Records supplied —
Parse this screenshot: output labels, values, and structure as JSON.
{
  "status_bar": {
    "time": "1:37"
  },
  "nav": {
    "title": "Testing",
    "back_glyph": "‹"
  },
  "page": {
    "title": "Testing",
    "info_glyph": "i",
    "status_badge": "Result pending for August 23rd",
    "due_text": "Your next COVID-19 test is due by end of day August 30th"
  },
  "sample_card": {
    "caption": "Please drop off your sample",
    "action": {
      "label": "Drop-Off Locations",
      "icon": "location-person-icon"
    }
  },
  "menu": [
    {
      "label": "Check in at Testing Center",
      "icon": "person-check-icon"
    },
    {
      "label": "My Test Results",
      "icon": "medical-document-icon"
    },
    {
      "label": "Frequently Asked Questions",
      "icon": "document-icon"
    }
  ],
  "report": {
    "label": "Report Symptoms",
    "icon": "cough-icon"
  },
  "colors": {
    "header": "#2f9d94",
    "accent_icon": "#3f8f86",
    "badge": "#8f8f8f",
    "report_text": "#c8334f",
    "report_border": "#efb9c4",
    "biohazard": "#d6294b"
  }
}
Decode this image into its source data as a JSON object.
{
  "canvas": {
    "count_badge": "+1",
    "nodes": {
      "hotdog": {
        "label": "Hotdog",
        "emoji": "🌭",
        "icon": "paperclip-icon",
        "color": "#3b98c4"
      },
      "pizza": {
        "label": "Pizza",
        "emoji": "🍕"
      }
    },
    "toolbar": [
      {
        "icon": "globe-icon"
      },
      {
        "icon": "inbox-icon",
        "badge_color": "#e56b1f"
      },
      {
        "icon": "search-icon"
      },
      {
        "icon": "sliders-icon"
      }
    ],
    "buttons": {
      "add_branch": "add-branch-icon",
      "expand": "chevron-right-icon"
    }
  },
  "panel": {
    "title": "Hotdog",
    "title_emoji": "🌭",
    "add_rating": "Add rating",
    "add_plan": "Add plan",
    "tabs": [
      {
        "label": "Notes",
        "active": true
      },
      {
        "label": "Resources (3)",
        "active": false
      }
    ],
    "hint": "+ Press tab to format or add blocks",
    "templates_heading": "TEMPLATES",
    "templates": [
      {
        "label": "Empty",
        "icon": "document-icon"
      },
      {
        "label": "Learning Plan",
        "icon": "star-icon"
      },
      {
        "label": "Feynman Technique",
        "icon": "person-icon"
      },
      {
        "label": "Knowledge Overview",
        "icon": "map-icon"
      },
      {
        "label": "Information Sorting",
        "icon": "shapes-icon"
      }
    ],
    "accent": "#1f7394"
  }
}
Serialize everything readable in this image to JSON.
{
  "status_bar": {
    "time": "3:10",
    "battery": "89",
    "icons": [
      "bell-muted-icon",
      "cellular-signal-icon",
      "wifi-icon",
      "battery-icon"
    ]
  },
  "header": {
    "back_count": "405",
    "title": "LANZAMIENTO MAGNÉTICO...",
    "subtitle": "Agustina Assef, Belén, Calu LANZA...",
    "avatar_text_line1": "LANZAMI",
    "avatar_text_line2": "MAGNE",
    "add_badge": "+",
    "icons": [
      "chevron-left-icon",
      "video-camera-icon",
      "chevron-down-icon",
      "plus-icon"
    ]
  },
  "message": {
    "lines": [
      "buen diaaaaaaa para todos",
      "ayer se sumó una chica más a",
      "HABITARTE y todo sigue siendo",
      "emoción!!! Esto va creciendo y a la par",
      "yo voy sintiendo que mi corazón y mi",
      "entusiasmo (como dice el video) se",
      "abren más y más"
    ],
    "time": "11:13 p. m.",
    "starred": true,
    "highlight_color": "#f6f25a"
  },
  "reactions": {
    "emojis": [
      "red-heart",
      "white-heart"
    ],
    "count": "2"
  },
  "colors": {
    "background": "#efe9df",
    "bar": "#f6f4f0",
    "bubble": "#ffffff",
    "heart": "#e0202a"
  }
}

Your instructions —
Please give back all of the records exactly as written.

Written answer —
Parse this screenshot: output labels, values, and structure as JSON.
{
  "status_bar": {
    "time": "1:37"
  },
  "nav": {
    "title": "Testing",
    "back_glyph": "‹"
  },
  "page": {
    "title": "Testing",
    "info_glyph": "i",
    "status_badge": "Result pending for August 23rd",
    "due_text": "Your next COVID-19 test is due by end of day August 30th"
  },
  "sample_card": {
    "caption": "Please drop off your sample",
    "action": {
      "label": "Drop-Off Locations",
      "icon": "location-person-icon"
    }
  },
  "menu": [
    {
      "label": "Check in at Testing Center",
      "icon": "person-check-icon"
    },
    {
      "label": "My Test Results",
      "icon": "medical-document-icon"
    },
    {
      "label": "Frequently Asked Questions",
      "icon": "document-icon"
    }
  ],
  "report": {
    "label": "Report Symptoms",
    "icon": "cough-icon"
  },
  "colors": {
    "header": "#2f9d94",
    "accent_icon": "#3f8f86",
    "badge": "#8f8f8f",
    "report_text": "#c8334f",
    "report_border": "#efb9c4",
    "biohazard": "#d6294b"
  }
}
Decode this image into its source data as a JSON object.
{
  "canvas": {
    "count_badge": "+1",
    "nodes": {
      "hotdog": {
        "label": "Hotdog",
        "emoji": "🌭",
        "icon": "paperclip-icon",
        "color": "#3b98c4"
      },
      "pizza": {
        "label": "Pizza",
        "emoji": "🍕"
      }
    },
    "toolbar": [
      {
        "icon": "globe-icon"
      },
      {
        "icon": "inbox-icon",
        "badge_color": "#e56b1f"
      },
      {
        "icon": "search-icon"
      },
      {
        "icon": "sliders-icon"
      }
    ],
    "buttons": {
      "add_branch": "add-branch-icon",
      "expand": "chevron-right-icon"
    }
  },
  "panel": {
    "title": "Hotdog",
    "title_emoji": "🌭",
    "add_rating": "Add rating",
    "add_plan": "Add plan",
    "tabs": [
      {
        "label": "Notes",
        "active": true
      },
      {
        "label": "Resources (3)",
        "active": false
      }
    ],
    "hint": "+ Press tab to format or add blocks",
    "templates_heading": "TEMPLATES",
    "templates": [
      {
        "label": "Empty",
        "icon": "document-icon"
      },
      {
        "label": "Learning Plan",
        "icon": "star-icon"
      },
      {
        "label": "Feynman Technique",
        "icon": "person-icon"
      },
      {
        "label": "Knowledge Overview",
        "icon": "map-icon"
      },
      {
        "label": "Information Sorting",
        "icon": "shapes-icon"
      }
    ],
    "accent": "#1f7394"
  }
}
Serialize everything readable in this image to JSON.
{
  "status_bar": {
    "time": "3:10",
    "battery": "89",
    "icons": [
      "bell-muted-icon",
      "cellular-signal-icon",
      "wifi-icon",
      "battery-icon"
    ]
  },
  "header": {
    "back_count": "405",
    "title": "LANZAMIENTO MAGNÉTICO...",
    "subtitle": "Agustina Assef, Belén, Calu LANZA...",
    "avatar_text_line1": "LANZAMI",
    "avatar_text_line2": "MAGNE",
    "add_badge": "+",
    "icons": [
      "chevron-left-icon",
      "video-camera-icon",
      "chevron-down-icon",
      "plus-icon"
    ]
  },
  "message": {
    "lines": [
      "buen diaaaaaaa para todos",
      "ayer se sumó una chica más a",
      "HABITARTE y todo sigue siendo",
      "emoción!!! Esto va creciendo y a la par",
      "yo voy sintiendo que mi corazón y mi",
      "entusiasmo (como dice el video) se",
      "abren más y más"
    ],
    "time": "11:13 p. m.",
    "starred": true,
    "highlight_color": "#f6f25a"
  },
  "reactions": {
    "emojis": [
      "red-heart",
      "white-heart"
    ],
    "count": "2"
  },
  "colors": {
    "background": "#efe9df",
    "bar": "#f6f4f0",
    "bubble": "#ffffff",
    "heart": "#e0202a"
  }
}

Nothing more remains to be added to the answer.